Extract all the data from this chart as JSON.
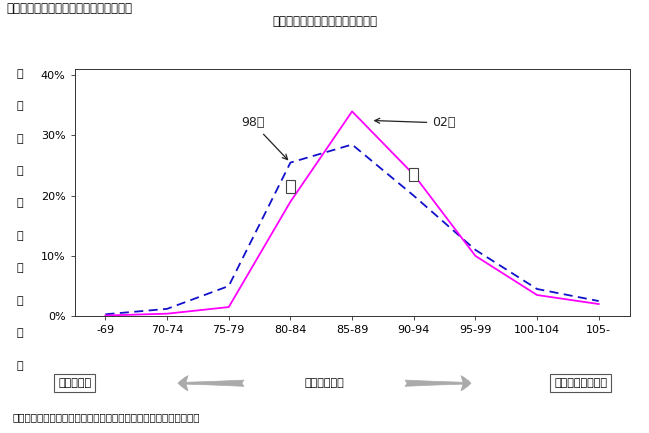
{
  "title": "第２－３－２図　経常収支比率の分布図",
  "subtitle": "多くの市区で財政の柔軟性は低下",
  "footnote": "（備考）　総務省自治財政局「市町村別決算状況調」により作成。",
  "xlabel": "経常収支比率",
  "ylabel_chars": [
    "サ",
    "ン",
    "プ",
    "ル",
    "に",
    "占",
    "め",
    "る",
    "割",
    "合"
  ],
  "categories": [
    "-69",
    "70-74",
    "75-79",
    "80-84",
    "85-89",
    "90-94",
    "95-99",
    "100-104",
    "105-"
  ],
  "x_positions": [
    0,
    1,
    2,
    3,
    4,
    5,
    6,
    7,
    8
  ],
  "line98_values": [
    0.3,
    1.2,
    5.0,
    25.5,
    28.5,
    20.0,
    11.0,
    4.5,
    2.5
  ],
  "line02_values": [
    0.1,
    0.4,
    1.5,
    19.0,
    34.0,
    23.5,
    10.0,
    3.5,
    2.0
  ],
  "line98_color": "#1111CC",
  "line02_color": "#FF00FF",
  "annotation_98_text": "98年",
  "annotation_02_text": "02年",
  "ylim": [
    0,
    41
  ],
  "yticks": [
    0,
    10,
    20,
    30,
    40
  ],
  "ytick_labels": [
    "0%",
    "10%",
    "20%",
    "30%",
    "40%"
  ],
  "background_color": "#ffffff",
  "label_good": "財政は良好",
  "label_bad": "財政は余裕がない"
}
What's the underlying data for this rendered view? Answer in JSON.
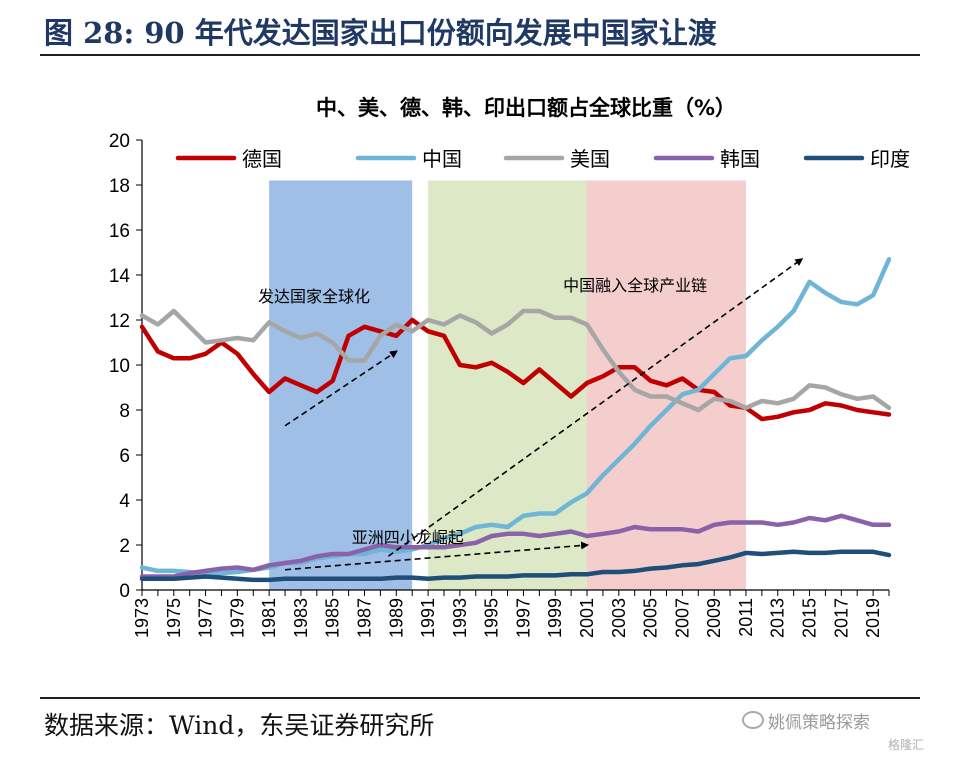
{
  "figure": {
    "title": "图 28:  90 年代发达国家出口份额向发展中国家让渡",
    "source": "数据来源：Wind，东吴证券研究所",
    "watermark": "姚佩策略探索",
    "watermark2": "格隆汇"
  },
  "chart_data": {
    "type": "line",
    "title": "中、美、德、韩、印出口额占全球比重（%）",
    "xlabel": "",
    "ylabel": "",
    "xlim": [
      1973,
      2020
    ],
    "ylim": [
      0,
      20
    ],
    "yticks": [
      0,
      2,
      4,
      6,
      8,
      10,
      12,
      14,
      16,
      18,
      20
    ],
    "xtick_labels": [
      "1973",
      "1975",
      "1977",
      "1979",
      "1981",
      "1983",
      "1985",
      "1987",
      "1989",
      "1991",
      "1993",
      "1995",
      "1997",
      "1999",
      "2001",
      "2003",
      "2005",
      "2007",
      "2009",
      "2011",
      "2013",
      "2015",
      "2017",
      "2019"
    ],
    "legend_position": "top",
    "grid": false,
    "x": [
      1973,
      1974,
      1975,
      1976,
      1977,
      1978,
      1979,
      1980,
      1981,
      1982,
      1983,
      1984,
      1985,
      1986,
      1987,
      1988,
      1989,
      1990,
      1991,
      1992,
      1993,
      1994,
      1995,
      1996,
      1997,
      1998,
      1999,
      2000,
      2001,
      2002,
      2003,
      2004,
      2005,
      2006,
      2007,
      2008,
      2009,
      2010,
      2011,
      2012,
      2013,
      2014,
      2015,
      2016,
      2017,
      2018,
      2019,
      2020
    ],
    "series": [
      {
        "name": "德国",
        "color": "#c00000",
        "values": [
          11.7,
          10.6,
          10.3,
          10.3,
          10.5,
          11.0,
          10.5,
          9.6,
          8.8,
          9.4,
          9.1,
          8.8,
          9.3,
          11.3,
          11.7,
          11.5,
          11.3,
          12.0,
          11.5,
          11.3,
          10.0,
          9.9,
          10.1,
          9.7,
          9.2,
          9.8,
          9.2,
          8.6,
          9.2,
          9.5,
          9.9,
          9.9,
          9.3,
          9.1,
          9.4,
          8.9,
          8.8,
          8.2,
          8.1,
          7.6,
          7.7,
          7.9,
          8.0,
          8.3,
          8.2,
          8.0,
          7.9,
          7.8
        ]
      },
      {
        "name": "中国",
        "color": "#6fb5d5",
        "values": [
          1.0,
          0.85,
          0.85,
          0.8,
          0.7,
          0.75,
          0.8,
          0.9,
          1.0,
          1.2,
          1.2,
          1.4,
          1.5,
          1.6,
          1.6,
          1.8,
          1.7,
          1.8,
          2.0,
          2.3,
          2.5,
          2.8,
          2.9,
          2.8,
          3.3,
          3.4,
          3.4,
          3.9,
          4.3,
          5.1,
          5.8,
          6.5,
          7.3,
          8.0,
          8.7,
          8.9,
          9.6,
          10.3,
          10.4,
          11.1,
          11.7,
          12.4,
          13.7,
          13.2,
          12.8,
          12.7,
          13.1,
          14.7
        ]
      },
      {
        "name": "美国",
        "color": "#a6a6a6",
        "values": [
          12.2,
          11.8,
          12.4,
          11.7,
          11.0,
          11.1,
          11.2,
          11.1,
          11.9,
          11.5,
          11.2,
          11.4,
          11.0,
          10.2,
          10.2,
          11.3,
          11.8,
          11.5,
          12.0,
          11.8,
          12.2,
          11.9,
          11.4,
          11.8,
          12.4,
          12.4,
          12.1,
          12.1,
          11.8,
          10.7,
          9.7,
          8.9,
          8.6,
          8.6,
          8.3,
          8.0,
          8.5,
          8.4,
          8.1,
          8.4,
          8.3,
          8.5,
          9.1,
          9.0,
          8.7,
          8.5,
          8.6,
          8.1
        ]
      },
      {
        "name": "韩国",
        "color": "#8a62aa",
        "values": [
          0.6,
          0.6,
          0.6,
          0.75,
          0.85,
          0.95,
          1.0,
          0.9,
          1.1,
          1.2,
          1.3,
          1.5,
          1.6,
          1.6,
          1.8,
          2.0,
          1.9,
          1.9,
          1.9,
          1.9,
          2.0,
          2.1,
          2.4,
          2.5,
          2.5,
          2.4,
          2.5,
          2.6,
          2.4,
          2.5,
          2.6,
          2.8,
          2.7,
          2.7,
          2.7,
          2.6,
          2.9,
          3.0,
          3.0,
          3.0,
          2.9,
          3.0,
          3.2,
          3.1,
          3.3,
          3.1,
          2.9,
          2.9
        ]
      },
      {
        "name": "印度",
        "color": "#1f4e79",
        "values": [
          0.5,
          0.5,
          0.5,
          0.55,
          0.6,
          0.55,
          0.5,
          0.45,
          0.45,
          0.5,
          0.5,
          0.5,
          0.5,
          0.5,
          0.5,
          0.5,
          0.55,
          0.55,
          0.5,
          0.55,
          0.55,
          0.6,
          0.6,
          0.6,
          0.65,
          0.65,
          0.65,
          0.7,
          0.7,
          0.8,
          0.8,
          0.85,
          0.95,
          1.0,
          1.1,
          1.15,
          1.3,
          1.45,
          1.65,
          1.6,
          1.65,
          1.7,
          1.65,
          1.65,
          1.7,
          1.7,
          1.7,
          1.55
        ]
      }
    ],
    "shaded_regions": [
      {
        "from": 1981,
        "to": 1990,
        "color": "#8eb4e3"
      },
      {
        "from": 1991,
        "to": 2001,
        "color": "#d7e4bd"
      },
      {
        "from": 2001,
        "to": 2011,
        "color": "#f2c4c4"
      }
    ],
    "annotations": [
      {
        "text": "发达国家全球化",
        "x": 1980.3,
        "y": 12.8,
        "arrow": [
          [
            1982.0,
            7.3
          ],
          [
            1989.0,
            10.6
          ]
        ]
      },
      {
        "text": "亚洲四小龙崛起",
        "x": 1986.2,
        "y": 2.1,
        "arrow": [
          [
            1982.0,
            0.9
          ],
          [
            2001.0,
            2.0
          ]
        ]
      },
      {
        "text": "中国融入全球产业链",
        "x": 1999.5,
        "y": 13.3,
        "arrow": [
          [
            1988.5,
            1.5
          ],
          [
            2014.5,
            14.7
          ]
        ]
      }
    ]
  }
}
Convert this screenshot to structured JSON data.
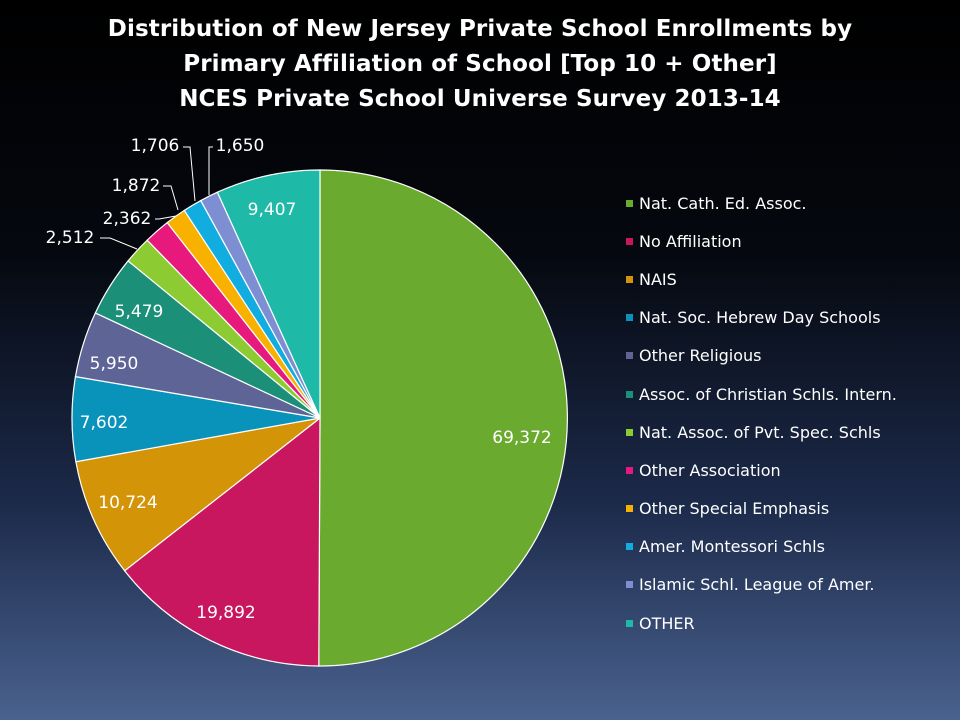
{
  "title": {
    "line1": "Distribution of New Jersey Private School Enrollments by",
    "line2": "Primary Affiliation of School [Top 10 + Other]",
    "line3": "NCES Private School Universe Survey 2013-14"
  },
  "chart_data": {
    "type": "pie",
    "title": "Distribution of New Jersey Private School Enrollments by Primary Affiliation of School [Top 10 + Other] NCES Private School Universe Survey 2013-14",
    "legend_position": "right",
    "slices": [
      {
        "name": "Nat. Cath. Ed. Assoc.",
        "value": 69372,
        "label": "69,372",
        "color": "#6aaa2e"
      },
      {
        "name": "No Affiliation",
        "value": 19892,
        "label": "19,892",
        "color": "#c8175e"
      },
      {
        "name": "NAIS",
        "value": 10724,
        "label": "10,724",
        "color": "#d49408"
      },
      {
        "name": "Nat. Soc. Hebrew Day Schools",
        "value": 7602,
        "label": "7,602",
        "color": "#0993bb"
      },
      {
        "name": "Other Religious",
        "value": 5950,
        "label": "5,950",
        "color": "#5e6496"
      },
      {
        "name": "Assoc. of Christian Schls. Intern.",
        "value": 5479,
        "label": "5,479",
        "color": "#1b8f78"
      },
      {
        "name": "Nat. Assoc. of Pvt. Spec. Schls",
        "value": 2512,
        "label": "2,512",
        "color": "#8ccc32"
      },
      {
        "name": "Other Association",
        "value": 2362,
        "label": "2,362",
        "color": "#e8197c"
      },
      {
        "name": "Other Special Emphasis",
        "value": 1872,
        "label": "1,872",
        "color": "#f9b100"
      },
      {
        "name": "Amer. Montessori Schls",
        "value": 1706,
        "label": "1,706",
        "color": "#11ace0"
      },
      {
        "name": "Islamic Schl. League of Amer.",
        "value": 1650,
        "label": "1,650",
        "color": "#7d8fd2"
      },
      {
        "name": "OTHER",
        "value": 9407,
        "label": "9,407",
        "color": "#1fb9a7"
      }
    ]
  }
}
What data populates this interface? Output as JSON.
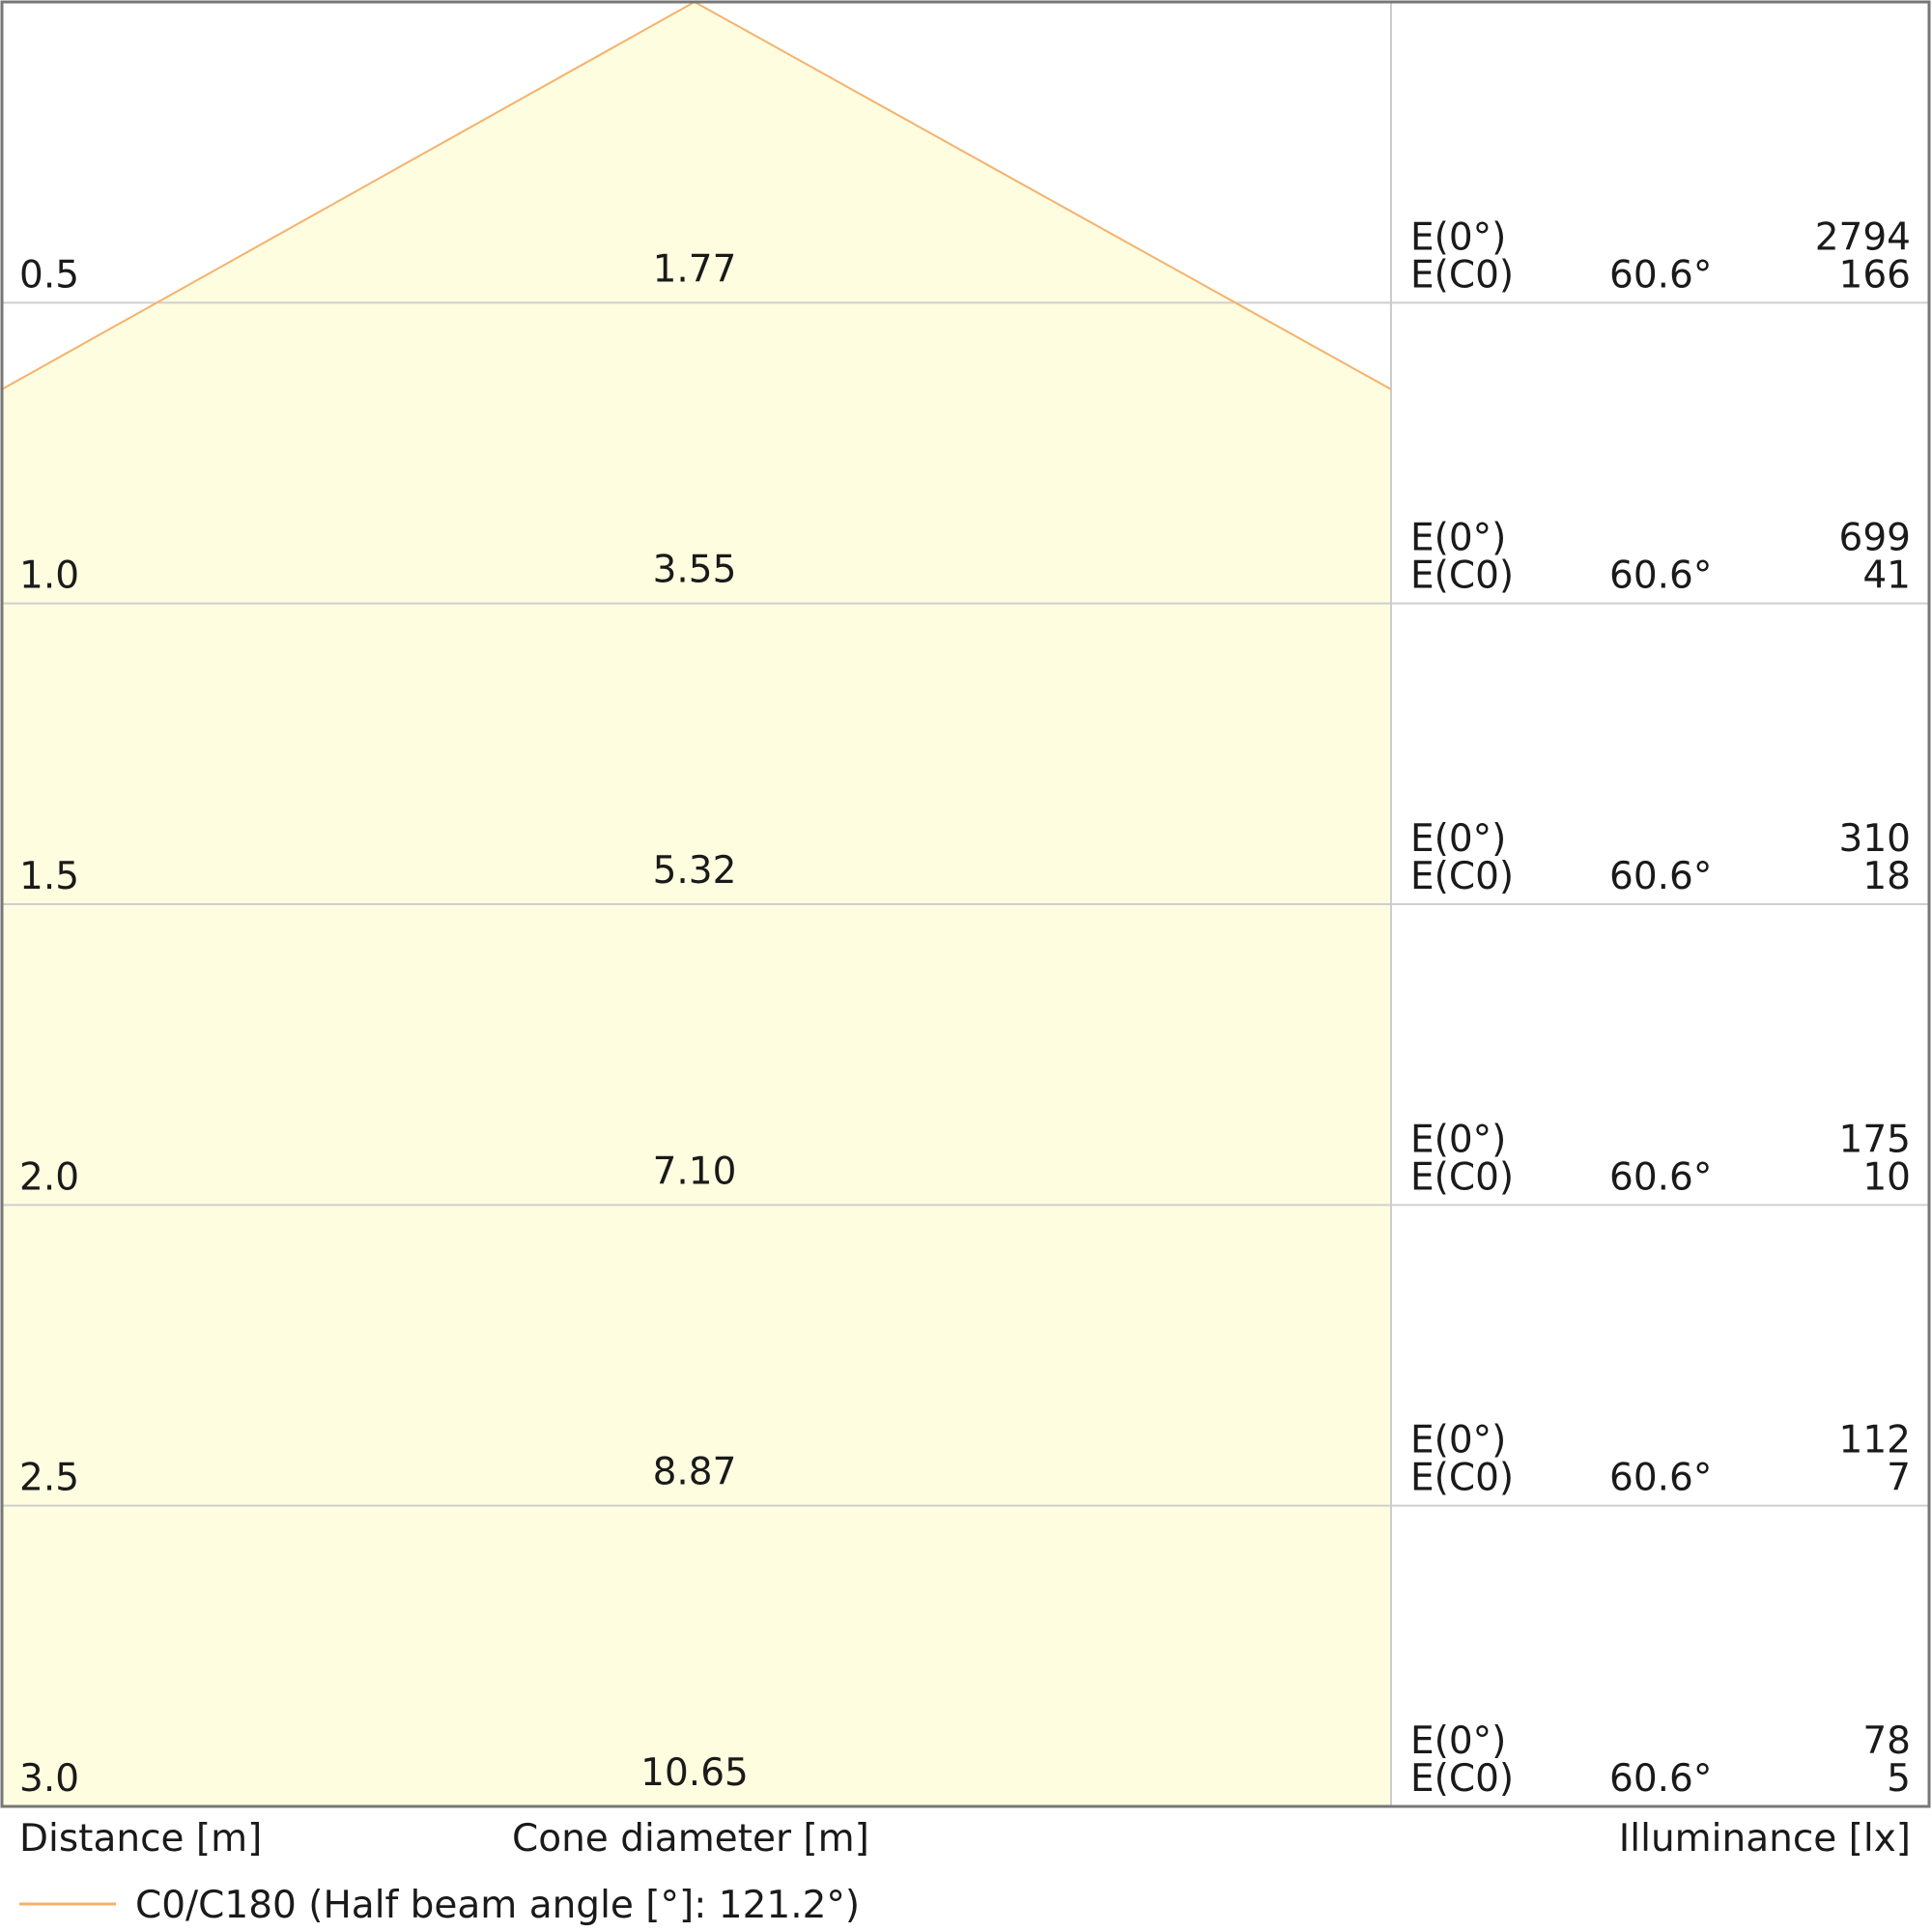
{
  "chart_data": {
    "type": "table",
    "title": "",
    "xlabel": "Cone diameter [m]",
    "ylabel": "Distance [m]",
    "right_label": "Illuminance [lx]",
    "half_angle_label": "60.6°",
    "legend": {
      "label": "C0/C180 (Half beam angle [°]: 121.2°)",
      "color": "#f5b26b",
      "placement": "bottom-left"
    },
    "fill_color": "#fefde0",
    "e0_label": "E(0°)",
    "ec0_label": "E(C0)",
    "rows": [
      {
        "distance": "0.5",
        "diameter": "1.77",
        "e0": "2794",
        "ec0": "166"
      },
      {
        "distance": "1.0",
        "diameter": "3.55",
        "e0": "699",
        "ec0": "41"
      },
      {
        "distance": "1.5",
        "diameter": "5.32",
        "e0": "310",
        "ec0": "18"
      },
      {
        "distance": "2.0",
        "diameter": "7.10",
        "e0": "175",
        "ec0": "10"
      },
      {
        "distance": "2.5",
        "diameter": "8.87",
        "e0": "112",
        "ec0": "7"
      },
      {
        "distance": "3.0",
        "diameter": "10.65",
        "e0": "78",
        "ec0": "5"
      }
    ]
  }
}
________________________________________
Exercise: All lines above containing the string "Primary" are to be collected.

Response:
    "line2": "Primary Affiliation of School [Top 10 + Other]",
    "title": "Distribution of New Jersey Private School Enrollments by Primary Affiliation of School [Top 10 + Other] NCES Private School Universe Survey 2013-14",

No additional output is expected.